── Provided data
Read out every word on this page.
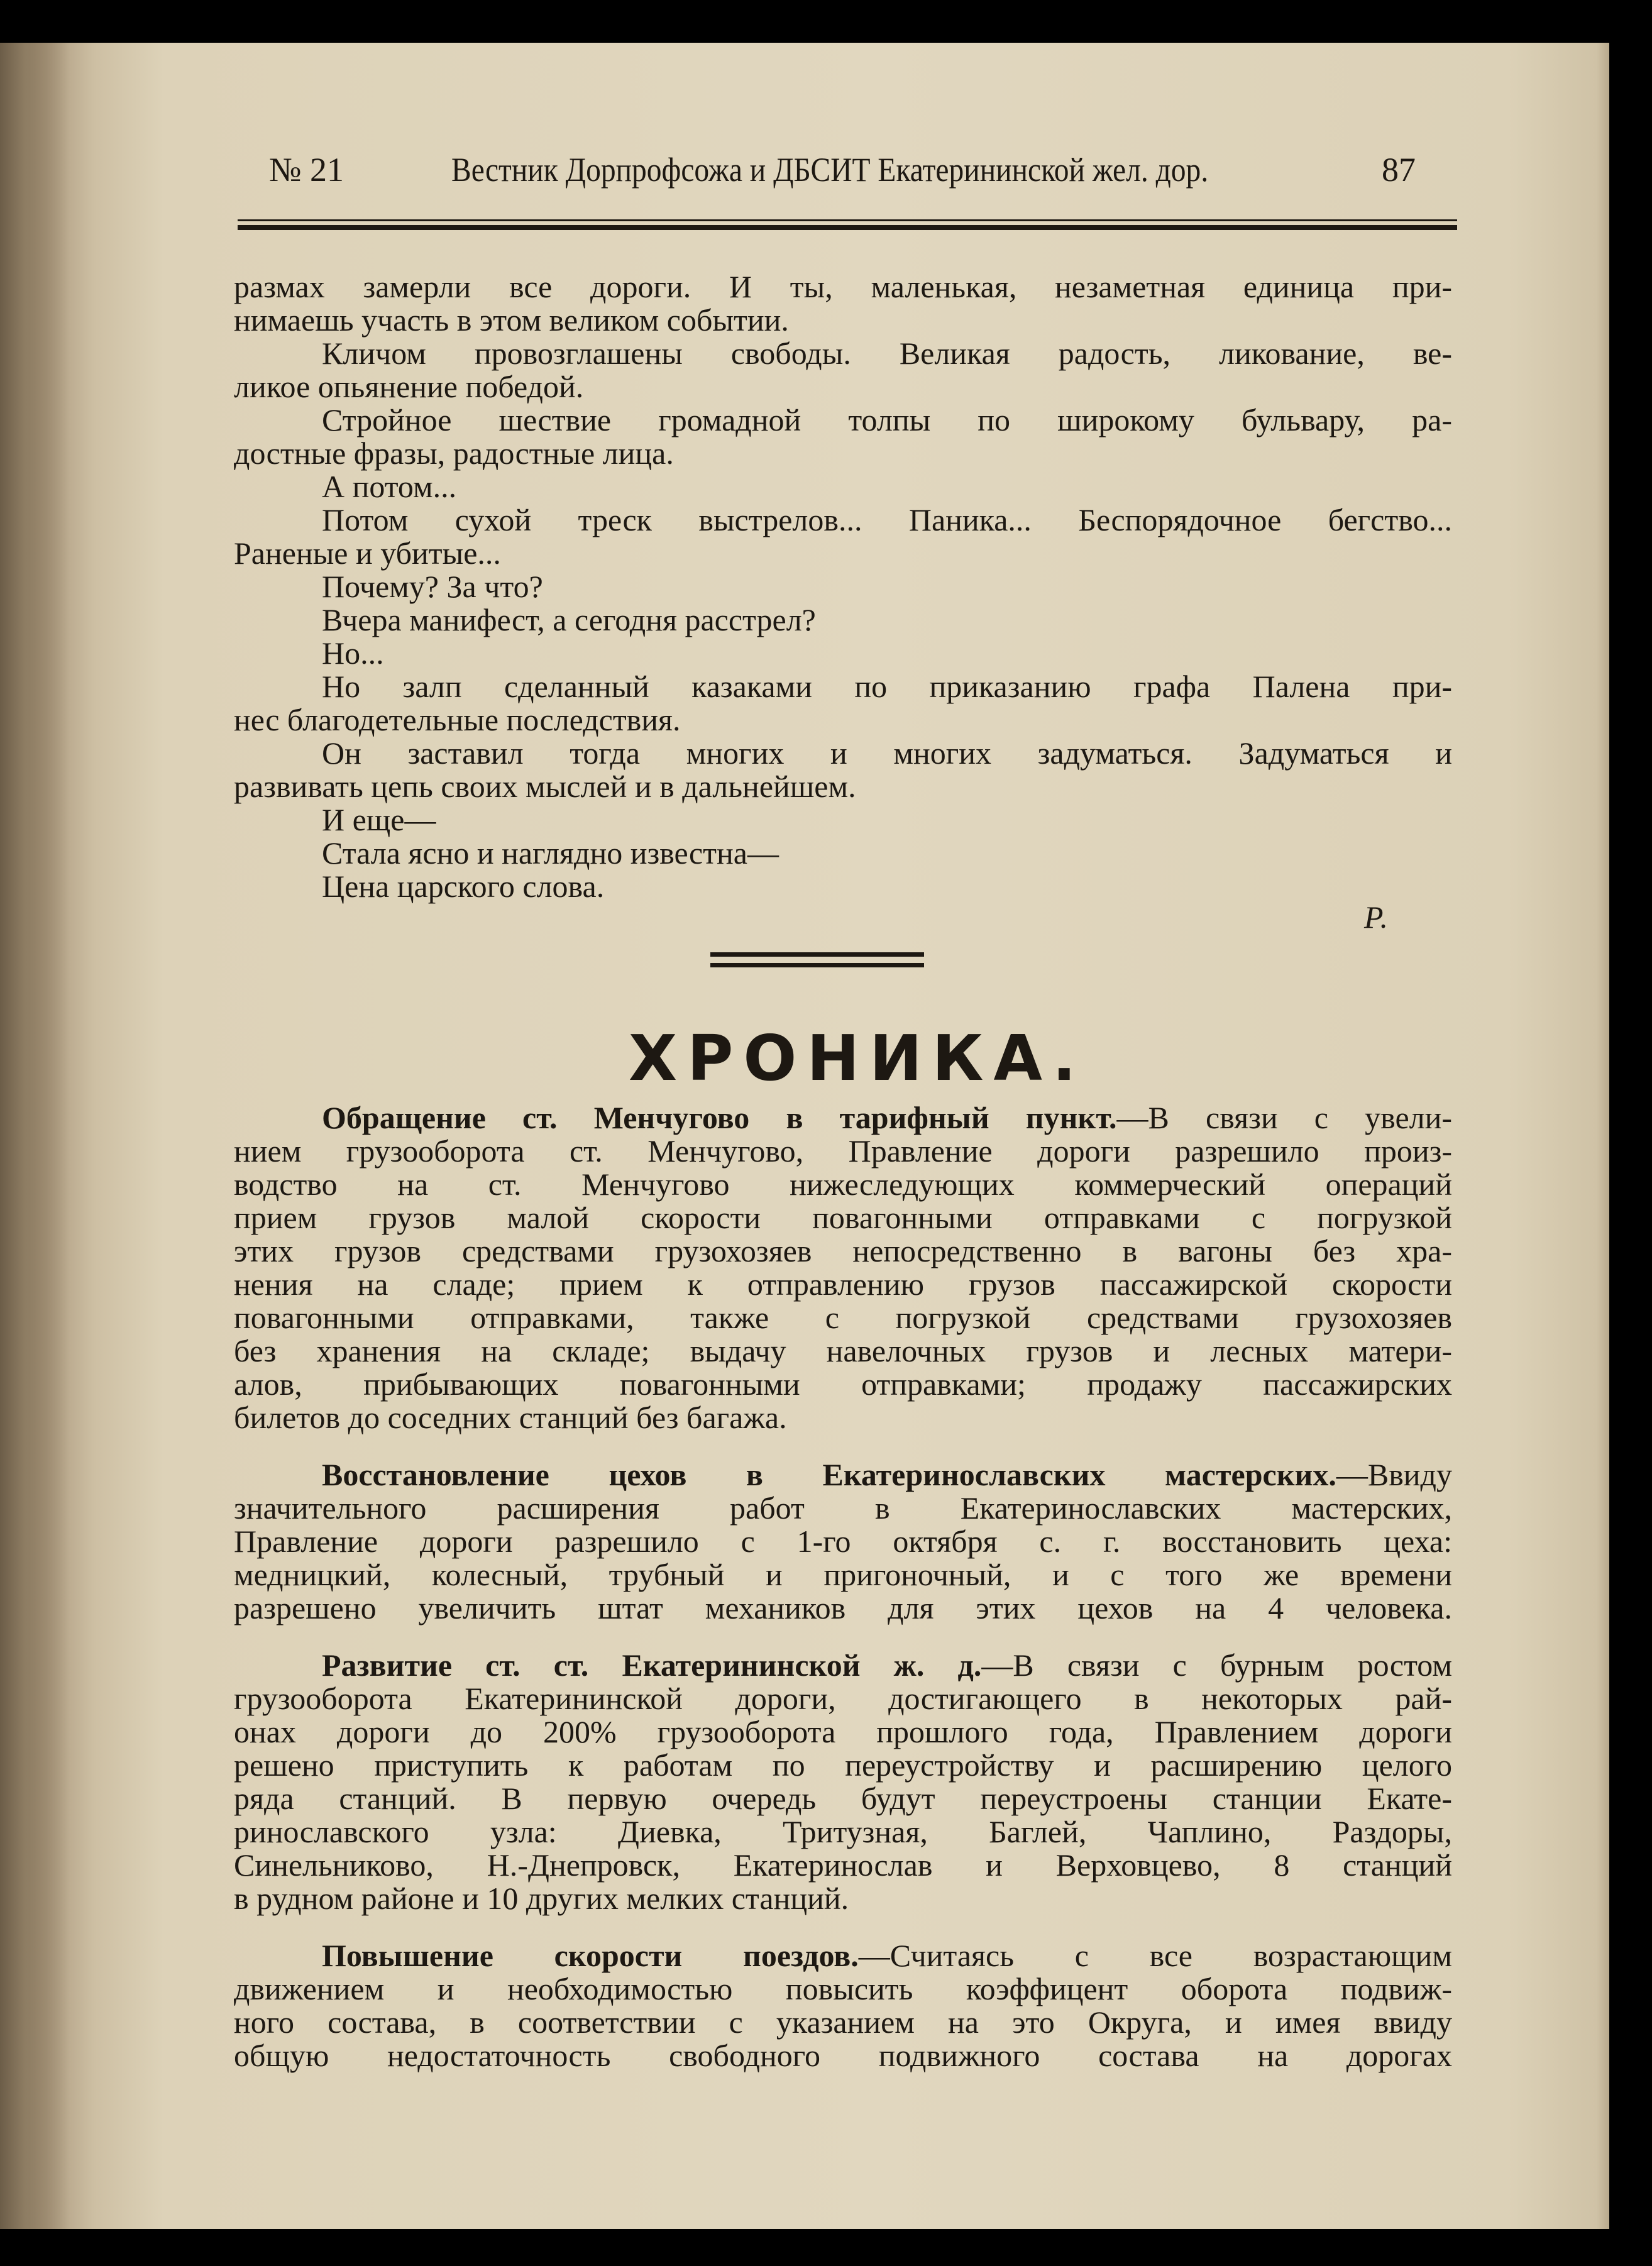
№ 21	Вестник Дорпрофсожа и ДБСИТ Екатерининской жел. дор.	87
размах замерли все дороги. И ты, маленькая, незаметная единица при-
нимаешь участь в этом великом событии.
Кличом провозглашены свободы. Великая радость, ликование, ве-
ликое опьянение победой.
Стройное шествие громадной толпы по широкому бульвару, ра-
достные фразы, радостные лица.
А потом...
Потом сухой треск выстрелов... Паника... Беспорядочное бегство...
Раненые и убитые...
Почему? За что?
Вчера манифест, а сегодня расстрел?
Но...
Но залп сделанный казаками по приказанию графа Палена при-
нес благодетельные последствия.
Он заставил тогда многих и многих задуматься. Задуматься и
развивать цепь своих мыслей и в дальнейшем.
И еще—
Стала ясно и наглядно известна—
Цена царского слова.
Р.
ХРОНИКА.
Обращение ст. Менчугово в тарифный пункт.—В связи с увели-
нием грузооборота ст. Менчугово, Правление дороги разрешило произ-
водство на ст. Менчугово нижеследующих коммерческий операций
прием грузов малой скорости повагонными отправками с погрузкой
этих грузов средствами грузохозяев непосредственно в вагоны без хра-
нения на сладе; прием к отправлению грузов пассажирской скорости
повагонными отправками, также с погрузкой средствами грузохозяев
без хранения на складе; выдачу навелочных грузов и лесных матери-
алов, прибывающих повагонными отправками; продажу пассажирских
билетов до соседних станций без багажа.
Восстановление цехов в Екатеринославских мастерских.—Ввиду
значительного расширения работ в Екатеринославских мастерских,
Правление дороги разрешило с 1-го октября с. г. восстановить цеха:
медницкий, колесный, трубный и пригоночный, и с того же времени
разрешено увеличить штат механиков для этих цехов на 4 человека.
Развитие ст. ст. Екатерининской ж. д.—В связи с бурным ростом
грузооборота Екатерининской дороги, достигающего в некоторых рай-
онах дороги до 200% грузооборота прошлого года, Правлением дороги
решено приступить к работам по переустройству и расширению целого
ряда станций. В первую очередь будут переустроены станции Екате-
ринославского узла: Диевка, Тритузная, Баглей, Чаплино, Раздоры,
Синельниково, Н.-Днепровск, Екатеринослав и Верховцево, 8 станций
в рудном районе и 10 других мелких станций.
Повышение скорости поездов.—Считаясь с все возрастающим
движением и необходимостью повысить коэффицент оборота подвиж-
ного состава, в соответствии с указанием на это Округа, и имея ввиду
общую недостаточность свободного подвижного состава на дорогах
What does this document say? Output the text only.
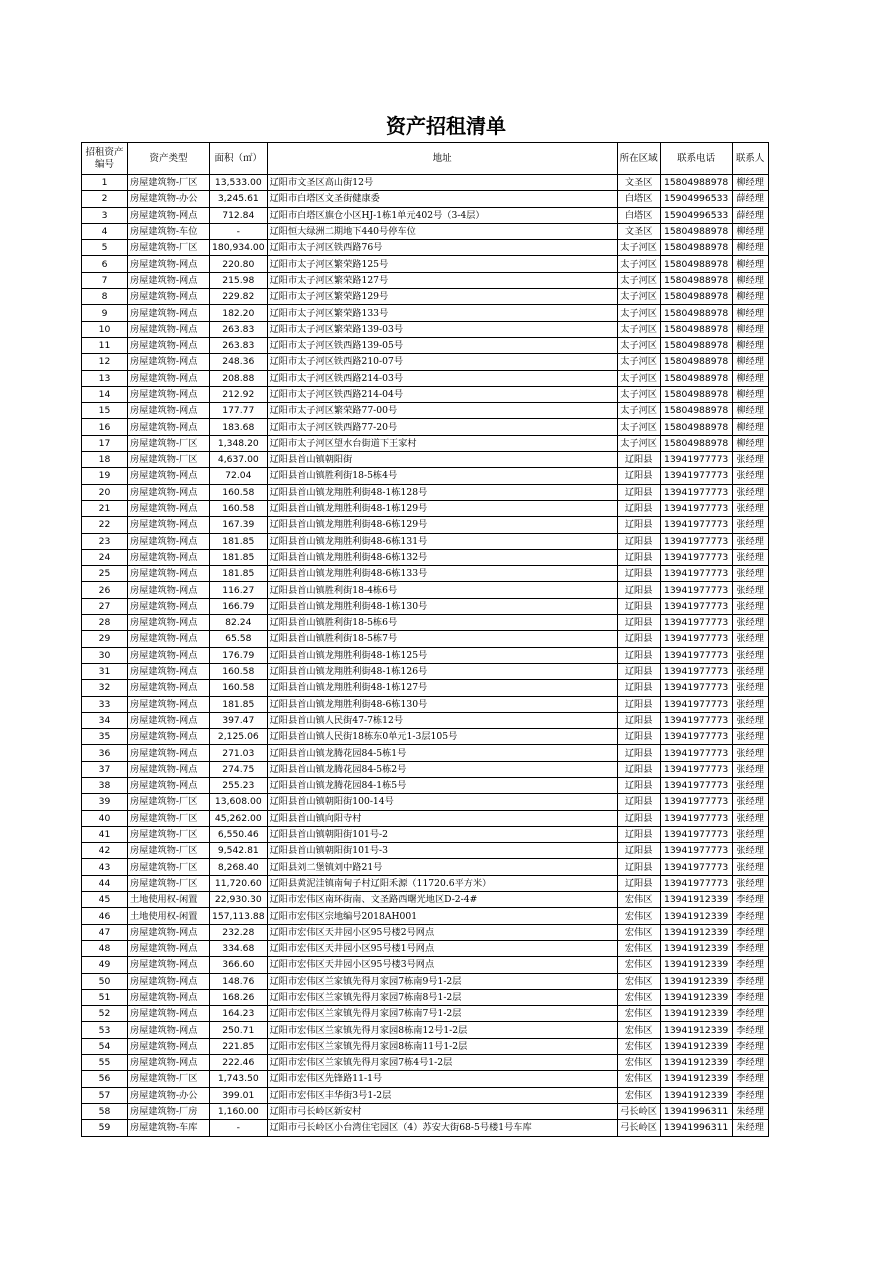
资产招租清单
招租资产编号	资产类型	面积（㎡）	地址	所在区域	联系电话	联系人
1	房屋建筑物-厂区	13,533.00	辽阳市文圣区高山街12号	文圣区	15804988978	柳经理
2	房屋建筑物-办公	3,245.61	辽阳市白塔区文圣街健康委	白塔区	15904996533	薛经理
3	房屋建筑物-网点	712.84	辽阳市白塔区旗仓小区HJ-1栋1单元402号（3-4层）	白塔区	15904996533	薛经理
4	房屋建筑物-车位	-	辽阳恒大绿洲二期地下440号停车位	文圣区	15804988978	柳经理
5	房屋建筑物-厂区	180,934.00	辽阳市太子河区铁西路76号	太子河区	15804988978	柳经理
6	房屋建筑物-网点	220.80	辽阳市太子河区繁荣路125号	太子河区	15804988978	柳经理
7	房屋建筑物-网点	215.98	辽阳市太子河区繁荣路127号	太子河区	15804988978	柳经理
8	房屋建筑物-网点	229.82	辽阳市太子河区繁荣路129号	太子河区	15804988978	柳经理
9	房屋建筑物-网点	182.20	辽阳市太子河区繁荣路133号	太子河区	15804988978	柳经理
10	房屋建筑物-网点	263.83	辽阳市太子河区繁荣路139-03号	太子河区	15804988978	柳经理
11	房屋建筑物-网点	263.83	辽阳市太子河区铁西路139-05号	太子河区	15804988978	柳经理
12	房屋建筑物-网点	248.36	辽阳市太子河区铁西路210-07号	太子河区	15804988978	柳经理
13	房屋建筑物-网点	208.88	辽阳市太子河区铁西路214-03号	太子河区	15804988978	柳经理
14	房屋建筑物-网点	212.92	辽阳市太子河区铁西路214-04号	太子河区	15804988978	柳经理
15	房屋建筑物-网点	177.77	辽阳市太子河区繁荣路77-00号	太子河区	15804988978	柳经理
16	房屋建筑物-网点	183.68	辽阳市太子河区铁西路77-20号	太子河区	15804988978	柳经理
17	房屋建筑物-厂区	1,348.20	辽阳市太子河区望水台街道下王家村	太子河区	15804988978	柳经理
18	房屋建筑物-厂区	4,637.00	辽阳县首山镇朝阳街	辽阳县	13941977773	张经理
19	房屋建筑物-网点	72.04	辽阳县首山镇胜利街18-5栋4号	辽阳县	13941977773	张经理
20	房屋建筑物-网点	160.58	辽阳县首山镇龙翔胜利街48-1栋128号	辽阳县	13941977773	张经理
21	房屋建筑物-网点	160.58	辽阳县首山镇龙翔胜利街48-1栋129号	辽阳县	13941977773	张经理
22	房屋建筑物-网点	167.39	辽阳县首山镇龙翔胜利街48-6栋129号	辽阳县	13941977773	张经理
23	房屋建筑物-网点	181.85	辽阳县首山镇龙翔胜利街48-6栋131号	辽阳县	13941977773	张经理
24	房屋建筑物-网点	181.85	辽阳县首山镇龙翔胜利街48-6栋132号	辽阳县	13941977773	张经理
25	房屋建筑物-网点	181.85	辽阳县首山镇龙翔胜利街48-6栋133号	辽阳县	13941977773	张经理
26	房屋建筑物-网点	116.27	辽阳县首山镇胜利街18-4栋6号	辽阳县	13941977773	张经理
27	房屋建筑物-网点	166.79	辽阳县首山镇龙翔胜利街48-1栋130号	辽阳县	13941977773	张经理
28	房屋建筑物-网点	82.24	辽阳县首山镇胜利街18-5栋6号	辽阳县	13941977773	张经理
29	房屋建筑物-网点	65.58	辽阳县首山镇胜利街18-5栋7号	辽阳县	13941977773	张经理
30	房屋建筑物-网点	176.79	辽阳县首山镇龙翔胜利街48-1栋125号	辽阳县	13941977773	张经理
31	房屋建筑物-网点	160.58	辽阳县首山镇龙翔胜利街48-1栋126号	辽阳县	13941977773	张经理
32	房屋建筑物-网点	160.58	辽阳县首山镇龙翔胜利街48-1栋127号	辽阳县	13941977773	张经理
33	房屋建筑物-网点	181.85	辽阳县首山镇龙翔胜利街48-6栋130号	辽阳县	13941977773	张经理
34	房屋建筑物-网点	397.47	辽阳县首山镇人民街47-7栋12号	辽阳县	13941977773	张经理
35	房屋建筑物-网点	2,125.06	辽阳县首山镇人民街18栋东0单元1-3层105号	辽阳县	13941977773	张经理
36	房屋建筑物-网点	271.03	辽阳县首山镇龙腾花园84-5栋1号	辽阳县	13941977773	张经理
37	房屋建筑物-网点	274.75	辽阳县首山镇龙腾花园84-5栋2号	辽阳县	13941977773	张经理
38	房屋建筑物-网点	255.23	辽阳县首山镇龙腾花园84-1栋5号	辽阳县	13941977773	张经理
39	房屋建筑物-厂区	13,608.00	辽阳县首山镇朝阳街100-14号	辽阳县	13941977773	张经理
40	房屋建筑物-厂区	45,262.00	辽阳县首山镇向阳寺村	辽阳县	13941977773	张经理
41	房屋建筑物-厂区	6,550.46	辽阳县首山镇朝阳街101号-2	辽阳县	13941977773	张经理
42	房屋建筑物-厂区	9,542.81	辽阳县首山镇朝阳街101号-3	辽阳县	13941977773	张经理
43	房屋建筑物-厂区	8,268.40	辽阳县刘二堡镇刘中路21号	辽阳县	13941977773	张经理
44	房屋建筑物-厂区	11,720.60	辽阳县黄泥洼镇南甸子村辽阳禾源（11720.6平方米）	辽阳县	13941977773	张经理
45	土地使用权-闲置	22,930.30	辽阳市宏伟区南环街南、文圣路西曙光地区D-2-4#	宏伟区	13941912339	李经理
46	土地使用权-闲置	157,113.88	辽阳市宏伟区宗地编号2018AH001	宏伟区	13941912339	李经理
47	房屋建筑物-网点	232.28	辽阳市宏伟区天井园小区95号楼2号网点	宏伟区	13941912339	李经理
48	房屋建筑物-网点	334.68	辽阳市宏伟区天井园小区95号楼1号网点	宏伟区	13941912339	李经理
49	房屋建筑物-网点	366.60	辽阳市宏伟区天井园小区95号楼3号网点	宏伟区	13941912339	李经理
50	房屋建筑物-网点	148.76	辽阳市宏伟区兰家镇先得月家园7栋南9号1-2层	宏伟区	13941912339	李经理
51	房屋建筑物-网点	168.26	辽阳市宏伟区兰家镇先得月家园7栋南8号1-2层	宏伟区	13941912339	李经理
52	房屋建筑物-网点	164.23	辽阳市宏伟区兰家镇先得月家园7栋南7号1-2层	宏伟区	13941912339	李经理
53	房屋建筑物-网点	250.71	辽阳市宏伟区兰家镇先得月家园8栋南12号1-2层	宏伟区	13941912339	李经理
54	房屋建筑物-网点	221.85	辽阳市宏伟区兰家镇先得月家园8栋南11号1-2层	宏伟区	13941912339	李经理
55	房屋建筑物-网点	222.46	辽阳市宏伟区兰家镇先得月家园7栋4号1-2层	宏伟区	13941912339	李经理
56	房屋建筑物-厂区	1,743.50	辽阳市宏伟区先锋路11-1号	宏伟区	13941912339	李经理
57	房屋建筑物-办公	399.01	辽阳市宏伟区丰华街3号1-2层	宏伟区	13941912339	李经理
58	房屋建筑物-厂房	1,160.00	辽阳市弓长岭区新安村	弓长岭区	13941996311	朱经理
59	房屋建筑物-车库	-	辽阳市弓长岭区小台湾住宅园区（4）苏安大街68-5号楼1号车库	弓长岭区	13941996311	朱经理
────
**Aim:** Search the entries for "мастерских" and copy out each line that has it.

**In response:**
Восстановление цехов в Екатеринославских мастерских.—Ввиду
значительного расширения работ в Екатеринославских мастерских,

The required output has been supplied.